= Aim =
Reproduce the material in full, unchanged.

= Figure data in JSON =
_ _ _ _ _

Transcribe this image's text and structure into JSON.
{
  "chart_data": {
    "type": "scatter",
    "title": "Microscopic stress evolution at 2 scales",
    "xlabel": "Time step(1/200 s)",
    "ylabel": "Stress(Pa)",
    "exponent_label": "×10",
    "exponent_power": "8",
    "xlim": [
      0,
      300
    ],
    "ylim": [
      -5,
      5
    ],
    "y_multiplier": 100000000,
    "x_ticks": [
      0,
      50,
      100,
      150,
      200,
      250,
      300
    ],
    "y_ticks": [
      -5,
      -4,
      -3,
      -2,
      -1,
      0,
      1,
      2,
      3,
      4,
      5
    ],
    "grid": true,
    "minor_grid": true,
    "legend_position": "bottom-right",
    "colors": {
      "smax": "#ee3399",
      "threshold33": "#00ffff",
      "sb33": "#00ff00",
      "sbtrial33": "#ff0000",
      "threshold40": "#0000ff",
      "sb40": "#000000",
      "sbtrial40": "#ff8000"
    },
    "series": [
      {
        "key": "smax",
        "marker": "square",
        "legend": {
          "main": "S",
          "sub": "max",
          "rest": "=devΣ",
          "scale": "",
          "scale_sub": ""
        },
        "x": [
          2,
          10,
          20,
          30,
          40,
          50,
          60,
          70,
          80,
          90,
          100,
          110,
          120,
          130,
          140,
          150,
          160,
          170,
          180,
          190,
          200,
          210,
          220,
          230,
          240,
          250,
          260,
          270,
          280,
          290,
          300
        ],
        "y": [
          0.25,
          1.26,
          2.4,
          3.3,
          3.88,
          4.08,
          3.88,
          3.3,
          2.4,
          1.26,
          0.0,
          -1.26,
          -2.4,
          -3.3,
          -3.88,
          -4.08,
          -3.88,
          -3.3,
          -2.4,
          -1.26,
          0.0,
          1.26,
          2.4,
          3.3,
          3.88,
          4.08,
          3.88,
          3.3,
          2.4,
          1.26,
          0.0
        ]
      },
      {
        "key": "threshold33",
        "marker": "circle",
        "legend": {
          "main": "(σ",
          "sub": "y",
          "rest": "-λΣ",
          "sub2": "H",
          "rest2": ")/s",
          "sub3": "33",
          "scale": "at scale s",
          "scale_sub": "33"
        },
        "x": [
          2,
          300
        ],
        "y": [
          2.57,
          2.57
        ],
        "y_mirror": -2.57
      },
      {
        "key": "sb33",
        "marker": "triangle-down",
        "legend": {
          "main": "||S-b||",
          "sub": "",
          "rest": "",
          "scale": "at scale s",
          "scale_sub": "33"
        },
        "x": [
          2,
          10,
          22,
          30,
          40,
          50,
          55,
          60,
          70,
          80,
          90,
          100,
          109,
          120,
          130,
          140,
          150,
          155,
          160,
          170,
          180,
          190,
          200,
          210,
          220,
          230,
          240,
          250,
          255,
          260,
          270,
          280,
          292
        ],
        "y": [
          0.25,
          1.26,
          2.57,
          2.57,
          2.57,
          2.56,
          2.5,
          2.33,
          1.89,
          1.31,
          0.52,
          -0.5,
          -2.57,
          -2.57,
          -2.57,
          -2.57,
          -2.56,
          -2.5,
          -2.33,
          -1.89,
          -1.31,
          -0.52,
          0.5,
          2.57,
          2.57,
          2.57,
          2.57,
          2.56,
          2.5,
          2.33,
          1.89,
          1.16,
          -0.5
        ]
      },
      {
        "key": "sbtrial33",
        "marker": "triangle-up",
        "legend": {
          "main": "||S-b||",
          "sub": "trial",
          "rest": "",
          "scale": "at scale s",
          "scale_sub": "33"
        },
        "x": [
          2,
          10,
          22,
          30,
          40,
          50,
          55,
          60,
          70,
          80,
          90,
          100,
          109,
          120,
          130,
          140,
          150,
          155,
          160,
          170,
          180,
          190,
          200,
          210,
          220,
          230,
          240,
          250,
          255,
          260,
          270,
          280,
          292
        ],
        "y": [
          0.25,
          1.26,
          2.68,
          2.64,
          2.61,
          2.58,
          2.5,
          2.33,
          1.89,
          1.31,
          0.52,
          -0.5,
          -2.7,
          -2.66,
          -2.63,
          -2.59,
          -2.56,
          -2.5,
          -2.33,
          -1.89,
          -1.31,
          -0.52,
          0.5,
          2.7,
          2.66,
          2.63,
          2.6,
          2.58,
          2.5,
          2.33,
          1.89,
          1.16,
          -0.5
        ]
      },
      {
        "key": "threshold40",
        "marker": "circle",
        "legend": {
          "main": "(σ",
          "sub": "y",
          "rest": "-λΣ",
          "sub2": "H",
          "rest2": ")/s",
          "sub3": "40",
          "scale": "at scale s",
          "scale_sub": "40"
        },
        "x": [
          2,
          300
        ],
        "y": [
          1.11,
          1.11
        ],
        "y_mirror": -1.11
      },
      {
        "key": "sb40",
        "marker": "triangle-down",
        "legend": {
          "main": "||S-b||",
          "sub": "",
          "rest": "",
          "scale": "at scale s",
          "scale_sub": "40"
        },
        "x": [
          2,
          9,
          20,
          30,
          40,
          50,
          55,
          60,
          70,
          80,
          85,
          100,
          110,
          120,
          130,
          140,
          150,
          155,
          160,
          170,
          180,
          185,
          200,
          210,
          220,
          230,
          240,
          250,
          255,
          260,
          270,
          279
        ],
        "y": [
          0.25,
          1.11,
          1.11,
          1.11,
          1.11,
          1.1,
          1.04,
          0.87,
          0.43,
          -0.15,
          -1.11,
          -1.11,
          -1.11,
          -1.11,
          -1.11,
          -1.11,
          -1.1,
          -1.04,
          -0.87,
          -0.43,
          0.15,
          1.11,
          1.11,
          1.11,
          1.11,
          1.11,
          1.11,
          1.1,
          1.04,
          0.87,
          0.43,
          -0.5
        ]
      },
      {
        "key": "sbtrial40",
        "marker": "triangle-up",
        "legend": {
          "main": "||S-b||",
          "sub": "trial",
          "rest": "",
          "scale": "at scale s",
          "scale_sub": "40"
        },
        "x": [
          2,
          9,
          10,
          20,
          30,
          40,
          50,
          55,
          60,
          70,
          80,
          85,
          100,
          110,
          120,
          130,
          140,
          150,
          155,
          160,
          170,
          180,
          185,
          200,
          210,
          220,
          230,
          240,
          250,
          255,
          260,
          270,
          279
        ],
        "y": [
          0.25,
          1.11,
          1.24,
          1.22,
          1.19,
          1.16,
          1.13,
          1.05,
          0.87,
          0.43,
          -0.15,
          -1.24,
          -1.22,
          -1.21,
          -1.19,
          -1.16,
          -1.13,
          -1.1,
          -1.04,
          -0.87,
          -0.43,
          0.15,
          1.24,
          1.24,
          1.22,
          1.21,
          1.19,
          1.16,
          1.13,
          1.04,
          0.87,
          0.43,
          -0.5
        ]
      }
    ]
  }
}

_ _ _ _ _

= Exercise result =
Transcribe this image's text and structure into JSON.
{
  "chart_data": {
    "type": "scatter",
    "title": "Microscopic stress evolution at 2 scales",
    "xlabel": "Time step(1/200 s)",
    "ylabel": "Stress(Pa)",
    "exponent_label": "×10",
    "exponent_power": "8",
    "xlim": [
      0,
      300
    ],
    "ylim": [
      -5,
      5
    ],
    "y_multiplier": 100000000,
    "x_ticks": [
      0,
      50,
      100,
      150,
      200,
      250,
      300
    ],
    "y_ticks": [
      -5,
      -4,
      -3,
      -2,
      -1,
      0,
      1,
      2,
      3,
      4,
      5
    ],
    "grid": true,
    "minor_grid": true,
    "legend_position": "bottom-right",
    "colors": {
      "smax": "#ee3399",
      "threshold33": "#00ffff",
      "sb33": "#00ff00",
      "sbtrial33": "#ff0000",
      "threshold40": "#0000ff",
      "sb40": "#000000",
      "sbtrial40": "#ff8000"
    },
    "series": [
      {
        "key": "smax",
        "marker": "square",
        "legend": {
          "main": "S",
          "sub": "max",
          "rest": "=devΣ",
          "scale": "",
          "scale_sub": ""
        },
        "x": [
          2,
          10,
          20,
          30,
          40,
          50,
          60,
          70,
          80,
          90,
          100,
          110,
          120,
          130,
          140,
          150,
          160,
          170,
          180,
          190,
          200,
          210,
          220,
          230,
          240,
          250,
          260,
          270,
          280,
          290,
          300
        ],
        "y": [
          0.25,
          1.26,
          2.4,
          3.3,
          3.88,
          4.08,
          3.88,
          3.3,
          2.4,
          1.26,
          0.0,
          -1.26,
          -2.4,
          -3.3,
          -3.88,
          -4.08,
          -3.88,
          -3.3,
          -2.4,
          -1.26,
          0.0,
          1.26,
          2.4,
          3.3,
          3.88,
          4.08,
          3.88,
          3.3,
          2.4,
          1.26,
          0.0
        ]
      },
      {
        "key": "threshold33",
        "marker": "circle",
        "legend": {
          "main": "(σ",
          "sub": "y",
          "rest": "-λΣ",
          "sub2": "H",
          "rest2": ")/s",
          "sub3": "33",
          "scale": "at scale s",
          "scale_sub": "33"
        },
        "x": [
          2,
          300
        ],
        "y": [
          2.57,
          2.57
        ],
        "y_mirror": -2.57
      },
      {
        "key": "sb33",
        "marker": "triangle-down",
        "legend": {
          "main": "||S-b||",
          "sub": "",
          "rest": "",
          "scale": "at scale s",
          "scale_sub": "33"
        },
        "x": [
          2,
          10,
          22,
          30,
          40,
          50,
          55,
          60,
          70,
          80,
          90,
          100,
          109,
          120,
          130,
          140,
          150,
          155,
          160,
          170,
          180,
          190,
          200,
          210,
          220,
          230,
          240,
          250,
          255,
          260,
          270,
          280,
          292
        ],
        "y": [
          0.25,
          1.26,
          2.57,
          2.57,
          2.57,
          2.56,
          2.5,
          2.33,
          1.89,
          1.31,
          0.52,
          -0.5,
          -2.57,
          -2.57,
          -2.57,
          -2.57,
          -2.56,
          -2.5,
          -2.33,
          -1.89,
          -1.31,
          -0.52,
          0.5,
          2.57,
          2.57,
          2.57,
          2.57,
          2.56,
          2.5,
          2.33,
          1.89,
          1.16,
          -0.5
        ]
      },
      {
        "key": "sbtrial33",
        "marker": "triangle-up",
        "legend": {
          "main": "||S-b||",
          "sub": "trial",
          "rest": "",
          "scale": "at scale s",
          "scale_sub": "33"
        },
        "x": [
          2,
          10,
          22,
          30,
          40,
          50,
          55,
          60,
          70,
          80,
          90,
          100,
          109,
          120,
          130,
          140,
          150,
          155,
          160,
          170,
          180,
          190,
          200,
          210,
          220,
          230,
          240,
          250,
          255,
          260,
          270,
          280,
          292
        ],
        "y": [
          0.25,
          1.26,
          2.68,
          2.64,
          2.61,
          2.58,
          2.5,
          2.33,
          1.89,
          1.31,
          0.52,
          -0.5,
          -2.7,
          -2.66,
          -2.63,
          -2.59,
          -2.56,
          -2.5,
          -2.33,
          -1.89,
          -1.31,
          -0.52,
          0.5,
          2.7,
          2.66,
          2.63,
          2.6,
          2.58,
          2.5,
          2.33,
          1.89,
          1.16,
          -0.5
        ]
      },
      {
        "key": "threshold40",
        "marker": "circle",
        "legend": {
          "main": "(σ",
          "sub": "y",
          "rest": "-λΣ",
          "sub2": "H",
          "rest2": ")/s",
          "sub3": "40",
          "scale": "at scale s",
          "scale_sub": "40"
        },
        "x": [
          2,
          300
        ],
        "y": [
          1.11,
          1.11
        ],
        "y_mirror": -1.11
      },
      {
        "key": "sb40",
        "marker": "triangle-down",
        "legend": {
          "main": "||S-b||",
          "sub": "",
          "rest": "",
          "scale": "at scale s",
          "scale_sub": "40"
        },
        "x": [
          2,
          9,
          20,
          30,
          40,
          50,
          55,
          60,
          70,
          80,
          85,
          100,
          110,
          120,
          130,
          140,
          150,
          155,
          160,
          170,
          180,
          185,
          200,
          210,
          220,
          230,
          240,
          250,
          255,
          260,
          270,
          279
        ],
        "y": [
          0.25,
          1.11,
          1.11,
          1.11,
          1.11,
          1.1,
          1.04,
          0.87,
          0.43,
          -0.15,
          -1.11,
          -1.11,
          -1.11,
          -1.11,
          -1.11,
          -1.11,
          -1.1,
          -1.04,
          -0.87,
          -0.43,
          0.15,
          1.11,
          1.11,
          1.11,
          1.11,
          1.11,
          1.11,
          1.1,
          1.04,
          0.87,
          0.43,
          -0.5
        ]
      },
      {
        "key": "sbtrial40",
        "marker": "triangle-up",
        "legend": {
          "main": "||S-b||",
          "sub": "trial",
          "rest": "",
          "scale": "at scale s",
          "scale_sub": "40"
        },
        "x": [
          2,
          9,
          10,
          20,
          30,
          40,
          50,
          55,
          60,
          70,
          80,
          85,
          100,
          110,
          120,
          130,
          140,
          150,
          155,
          160,
          170,
          180,
          185,
          200,
          210,
          220,
          230,
          240,
          250,
          255,
          260,
          270,
          279
        ],
        "y": [
          0.25,
          1.11,
          1.24,
          1.22,
          1.19,
          1.16,
          1.13,
          1.05,
          0.87,
          0.43,
          -0.15,
          -1.24,
          -1.22,
          -1.21,
          -1.19,
          -1.16,
          -1.13,
          -1.1,
          -1.04,
          -0.87,
          -0.43,
          0.15,
          1.24,
          1.24,
          1.22,
          1.21,
          1.19,
          1.16,
          1.13,
          1.04,
          0.87,
          0.43,
          -0.5
        ]
      }
    ]
  }
}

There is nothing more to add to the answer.